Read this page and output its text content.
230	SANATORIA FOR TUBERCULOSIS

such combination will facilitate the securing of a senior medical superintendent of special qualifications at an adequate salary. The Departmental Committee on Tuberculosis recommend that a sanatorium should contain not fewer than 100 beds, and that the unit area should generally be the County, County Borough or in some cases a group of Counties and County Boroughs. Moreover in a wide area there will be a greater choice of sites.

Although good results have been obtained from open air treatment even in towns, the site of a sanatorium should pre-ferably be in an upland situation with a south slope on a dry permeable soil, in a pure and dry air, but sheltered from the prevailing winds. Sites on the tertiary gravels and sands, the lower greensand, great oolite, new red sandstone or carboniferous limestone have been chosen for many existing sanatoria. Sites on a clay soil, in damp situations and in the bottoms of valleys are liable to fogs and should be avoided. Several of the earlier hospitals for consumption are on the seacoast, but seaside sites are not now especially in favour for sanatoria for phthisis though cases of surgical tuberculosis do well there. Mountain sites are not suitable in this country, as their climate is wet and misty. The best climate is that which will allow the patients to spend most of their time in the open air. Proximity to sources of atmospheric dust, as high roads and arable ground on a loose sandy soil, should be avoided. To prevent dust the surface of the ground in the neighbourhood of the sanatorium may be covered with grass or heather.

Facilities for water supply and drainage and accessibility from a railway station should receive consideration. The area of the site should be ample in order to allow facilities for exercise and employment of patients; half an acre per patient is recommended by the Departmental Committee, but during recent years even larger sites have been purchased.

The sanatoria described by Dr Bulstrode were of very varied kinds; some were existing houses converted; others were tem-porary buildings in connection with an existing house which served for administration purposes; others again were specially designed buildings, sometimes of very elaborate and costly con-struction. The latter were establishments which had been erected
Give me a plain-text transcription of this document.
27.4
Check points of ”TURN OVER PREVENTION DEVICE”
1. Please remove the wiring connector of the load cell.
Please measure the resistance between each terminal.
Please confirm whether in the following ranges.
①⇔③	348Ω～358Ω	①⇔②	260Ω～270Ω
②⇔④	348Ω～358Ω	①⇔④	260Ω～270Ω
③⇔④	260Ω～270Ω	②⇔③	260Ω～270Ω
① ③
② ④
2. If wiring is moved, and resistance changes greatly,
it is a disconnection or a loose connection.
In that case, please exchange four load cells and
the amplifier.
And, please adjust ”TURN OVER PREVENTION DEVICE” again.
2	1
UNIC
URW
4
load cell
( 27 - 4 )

☆ ☆ ☆ ☆ ☆

● How to complete this task: Output the line bearing "Give me a plain-text" along with all the lines after it through the end of the entries, exactly, and no other lines.

● Output of the exercise:
Give me a plain-text transcription of this document.
27.4
Check points of ”TURN OVER PREVENTION DEVICE”
1. Please remove the wiring connector of the load cell.
Please measure the resistance between each terminal.
Please confirm whether in the following ranges.
①⇔③	348Ω～358Ω	①⇔②	260Ω～270Ω
②⇔④	348Ω～358Ω	①⇔④	260Ω～270Ω
③⇔④	260Ω～270Ω	②⇔③	260Ω～270Ω
① ③
② ④
2. If wiring is moved, and resistance changes greatly,
it is a disconnection or a loose connection.
In that case, please exchange four load cells and
the amplifier.
And, please adjust ”TURN OVER PREVENTION DEVICE” again.
2	1
UNIC
URW
4
load cell
( 27 - 4 )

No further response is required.